Each entry must appear again exactly as it does in the source.

(Dataset items)
-----

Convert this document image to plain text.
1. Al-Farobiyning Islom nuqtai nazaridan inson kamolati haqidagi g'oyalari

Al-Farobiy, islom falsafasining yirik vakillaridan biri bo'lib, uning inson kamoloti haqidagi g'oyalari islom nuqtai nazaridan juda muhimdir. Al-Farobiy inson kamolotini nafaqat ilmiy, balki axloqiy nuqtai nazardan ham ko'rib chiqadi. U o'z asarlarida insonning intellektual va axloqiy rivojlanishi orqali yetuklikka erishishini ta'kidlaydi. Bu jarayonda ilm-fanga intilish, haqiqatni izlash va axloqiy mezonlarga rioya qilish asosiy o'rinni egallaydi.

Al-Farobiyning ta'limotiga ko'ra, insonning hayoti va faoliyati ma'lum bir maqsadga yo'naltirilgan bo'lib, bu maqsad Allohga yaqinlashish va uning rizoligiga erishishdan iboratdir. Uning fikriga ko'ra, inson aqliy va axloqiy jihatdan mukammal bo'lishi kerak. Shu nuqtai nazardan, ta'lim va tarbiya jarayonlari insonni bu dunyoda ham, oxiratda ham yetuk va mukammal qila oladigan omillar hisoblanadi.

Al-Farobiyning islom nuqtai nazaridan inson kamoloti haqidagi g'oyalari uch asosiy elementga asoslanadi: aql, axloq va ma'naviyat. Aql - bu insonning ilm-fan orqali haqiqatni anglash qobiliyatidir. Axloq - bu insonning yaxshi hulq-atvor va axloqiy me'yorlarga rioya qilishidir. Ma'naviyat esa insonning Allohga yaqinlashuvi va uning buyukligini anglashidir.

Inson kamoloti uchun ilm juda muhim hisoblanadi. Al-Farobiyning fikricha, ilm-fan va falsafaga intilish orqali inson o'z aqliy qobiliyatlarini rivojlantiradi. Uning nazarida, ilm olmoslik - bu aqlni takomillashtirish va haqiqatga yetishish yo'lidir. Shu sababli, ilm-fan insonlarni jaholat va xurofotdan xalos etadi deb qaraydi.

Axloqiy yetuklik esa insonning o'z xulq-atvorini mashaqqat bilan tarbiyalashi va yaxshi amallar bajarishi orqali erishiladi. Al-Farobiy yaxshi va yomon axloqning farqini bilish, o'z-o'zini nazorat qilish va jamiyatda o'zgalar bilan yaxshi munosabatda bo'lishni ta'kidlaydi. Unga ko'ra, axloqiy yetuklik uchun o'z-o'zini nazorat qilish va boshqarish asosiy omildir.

-----

__Written reply__:
Convert this document image to plain text.
1. Al-Farobiyning Islom nuqtai nazaridan inson kamolati haqidagi g'oyalari

Al-Farobiy, islom falsafasining yirik vakillaridan biri bo'lib, uning inson kamoloti haqidagi g'oyalari islom nuqtai nazaridan juda muhimdir. Al-Farobiy inson kamolotini nafaqat ilmiy, balki axloqiy nuqtai nazardan ham ko'rib chiqadi. U o'z asarlarida insonning intellektual va axloqiy rivojlanishi orqali yetuklikka erishishini ta'kidlaydi. Bu jarayonda ilm-fanga intilish, haqiqatni izlash va axloqiy mezonlarga rioya qilish asosiy o'rinni egallaydi.

Al-Farobiyning ta'limotiga ko'ra, insonning hayoti va faoliyati ma'lum bir maqsadga yo'naltirilgan bo'lib, bu maqsad Allohga yaqinlashish va uning rizoligiga erishishdan iboratdir. Uning fikriga ko'ra, inson aqliy va axloqiy jihatdan mukammal bo'lishi kerak. Shu nuqtai nazardan, ta'lim va tarbiya jarayonlari insonni bu dunyoda ham, oxiratda ham yetuk va mukammal qila oladigan omillar hisoblanadi.

Al-Farobiyning islom nuqtai nazaridan inson kamoloti haqidagi g'oyalari uch asosiy elementga asoslanadi: aql, axloq va ma'naviyat. Aql - bu insonning ilm-fan orqali haqiqatni anglash qobiliyatidir. Axloq - bu insonning yaxshi hulq-atvor va axloqiy me'yorlarga rioya qilishidir. Ma'naviyat esa insonning Allohga yaqinlashuvi va uning buyukligini anglashidir.

Inson kamoloti uchun ilm juda muhim hisoblanadi. Al-Farobiyning fikricha, ilm-fan va falsafaga intilish orqali inson o'z aqliy qobiliyatlarini rivojlantiradi. Uning nazarida, ilm olmoslik - bu aqlni takomillashtirish va haqiqatga yetishish yo'lidir. Shu sababli, ilm-fan insonlarni jaholat va xurofotdan xalos etadi deb qaraydi.

Axloqiy yetuklik esa insonning o'z xulq-atvorini mashaqqat bilan tarbiyalashi va yaxshi amallar bajarishi orqali erishiladi. Al-Farobiy yaxshi va yomon axloqning farqini bilish, o'z-o'zini nazorat qilish va jamiyatda o'zgalar bilan yaxshi munosabatda bo'lishni ta'kidlaydi. Unga ko'ra, axloqiy yetuklik uchun o'z-o'zini nazorat qilish va boshqarish asosiy omildir.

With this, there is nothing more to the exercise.